◆ EXERCISES
a) From the passage on laser-induced surface structures, reproduce the text from "Visualizing the structure" to "microfluidic movement [24,31].", replacing "magenta" with "cyan".
b) Put the listing lines from the first line to the line with "field-label: Currency (12, 50, 65, 65)" into a JSON list of strings, one string per line and no strings for blank lines.

◆ TEXT TO READ
* * *
Visualizing the structure profiles was possible via AFM analysis (Figure 6D). A graph of the surface profile is inserted in Figure 6D, corresponding to the magenta line. The structures have an approximately squared profile and the average height (measured for 10 random structures) was found to be 313 ± 46 nm.

3.4. Structures Obtained with Bursts of Pulses

Among the advantages of the birefringent crystal setup is that BCs with different lengths can be combined for generating bursts of pulses [32,46]. Such pulse-bursts permit the deposition of a specific amount of energy on the surface, while keeping the single pulse fluence very low. When it comes to LIPSS, the single pulse fluence determines the inhomogeneity of the light absorption [38,47,48], wheras the total fluence determines the melting of the surface and the microfluidic movement [24,31].

Here, we employed this setup to generate bursts of n = 32 sub-pulses and to study the laser-induced formation of structures on the stainless steel surface. Two fluence values were considered, Φ = Φlow and Φ = Φhigh. Each pulse of the burst had Φ1/32 = 0.003 J/cm2 in case of Φlow and Φ1/32 = 0.013 J/cm2 in case of Φhigh, which is way below the LSFL formation threshold [49]. For single pulse irradiation within the range discussed here (Φ = 0.1–0.4 J/cm2), both the amplitude of the inhomogeneous absorption and the dissipated heat were suitable for generating LIPSS [26]. Yet, those conditions were not matched in the case of pulse-burst irradiation. Each pulse fluence was below the damage threshold of the surface and way below the ripple formation threshold [49]. Thus, the inhomogeneous irradiation absorption resulting from a single pulse of the burst cannot enable LIPSS formation. On the contrary, the total fluence of the burst was way above the melting threshold of the material [50]. It has been shown that that for bursts with n = 32 sub-pulses and Δτ = 1.5 ps the melting threshold fluence value is lowered compared to the case of single pulse irradiation [50].
* * *
◆ DATA SHOWN

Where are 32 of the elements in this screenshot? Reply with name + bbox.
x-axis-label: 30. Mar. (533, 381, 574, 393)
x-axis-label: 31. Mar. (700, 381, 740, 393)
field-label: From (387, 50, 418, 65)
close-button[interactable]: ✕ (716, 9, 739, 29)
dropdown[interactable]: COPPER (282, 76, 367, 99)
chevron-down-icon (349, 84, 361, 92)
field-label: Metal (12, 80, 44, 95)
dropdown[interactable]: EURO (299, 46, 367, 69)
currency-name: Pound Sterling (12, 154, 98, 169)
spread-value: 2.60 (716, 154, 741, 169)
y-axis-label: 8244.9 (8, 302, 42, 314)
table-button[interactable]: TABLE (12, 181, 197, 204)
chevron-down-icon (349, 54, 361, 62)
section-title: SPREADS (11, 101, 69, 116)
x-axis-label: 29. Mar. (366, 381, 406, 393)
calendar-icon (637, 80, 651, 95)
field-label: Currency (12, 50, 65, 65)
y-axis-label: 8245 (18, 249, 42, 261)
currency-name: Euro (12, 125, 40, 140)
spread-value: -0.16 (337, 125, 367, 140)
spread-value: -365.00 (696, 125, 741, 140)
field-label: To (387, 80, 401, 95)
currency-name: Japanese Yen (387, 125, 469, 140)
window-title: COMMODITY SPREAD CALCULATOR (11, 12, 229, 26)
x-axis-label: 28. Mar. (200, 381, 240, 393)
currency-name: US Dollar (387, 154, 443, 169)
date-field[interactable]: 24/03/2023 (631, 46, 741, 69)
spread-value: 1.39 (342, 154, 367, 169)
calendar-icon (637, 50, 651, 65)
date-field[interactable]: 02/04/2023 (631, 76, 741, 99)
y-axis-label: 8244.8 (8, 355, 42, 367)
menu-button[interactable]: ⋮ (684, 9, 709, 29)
* * *
◆ ANSWERS TO THE TASKS
a)
Visualizing the structure profiles was possible via AFM analysis (Figure 6D). A graph of the surface profile is inserted in Figure 6D, corresponding to the cyan line. The structures have an approximately squared profile and the average height (measured for 10 random structures) was found to be 313 ± 46 nm.

3.4. Structures Obtained with Bursts of Pulses

Among the advantages of the birefringent crystal setup is that BCs with different lengths can be combined for generating bursts of pulses [32,46]. Such pulse-bursts permit the deposition of a specific amount of energy on the surface, while keeping the single pulse fluence very low. When it comes to LIPSS, the single pulse fluence determines the inhomogeneity of the light absorption [38,47,48], wheras the total fluence determines the melting of the surface and the microfluidic movement [24,31].

b)
[
  "Where are 32 of the elements in this screenshot? Reply with name + bbox.",
  "x-axis-label: 30. Mar. (533, 381, 574, 393)",
  "x-axis-label: 31. Mar. (700, 381, 740, 393)",
  "field-label: From (387, 50, 418, 65)",
  "close-button[interactable]: ✕ (716, 9, 739, 29)",
  "dropdown[interactable]: COPPER (282, 76, 367, 99)",
  "chevron-down-icon (349, 84, 361, 92)",
  "field-label: Metal (12, 80, 44, 95)",
  "dropdown[interactable]: EURO (299, 46, 367, 69)",
  "currency-name: Pound Sterling (12, 154, 98, 169)",
  "spread-value: 2.60 (716, 154, 741, 169)",
  "y-axis-label: 8244.9 (8, 302, 42, 314)",
  "table-button[interactable]: TABLE (12, 181, 197, 204)",
  "chevron-down-icon (349, 54, 361, 62)",
  "section-title: SPREADS (11, 101, 69, 116)",
  "x-axis-label: 29. Mar. (366, 381, 406, 393)",
  "calendar-icon (637, 80, 651, 95)",
  "field-label: Currency (12, 50, 65, 65)"
]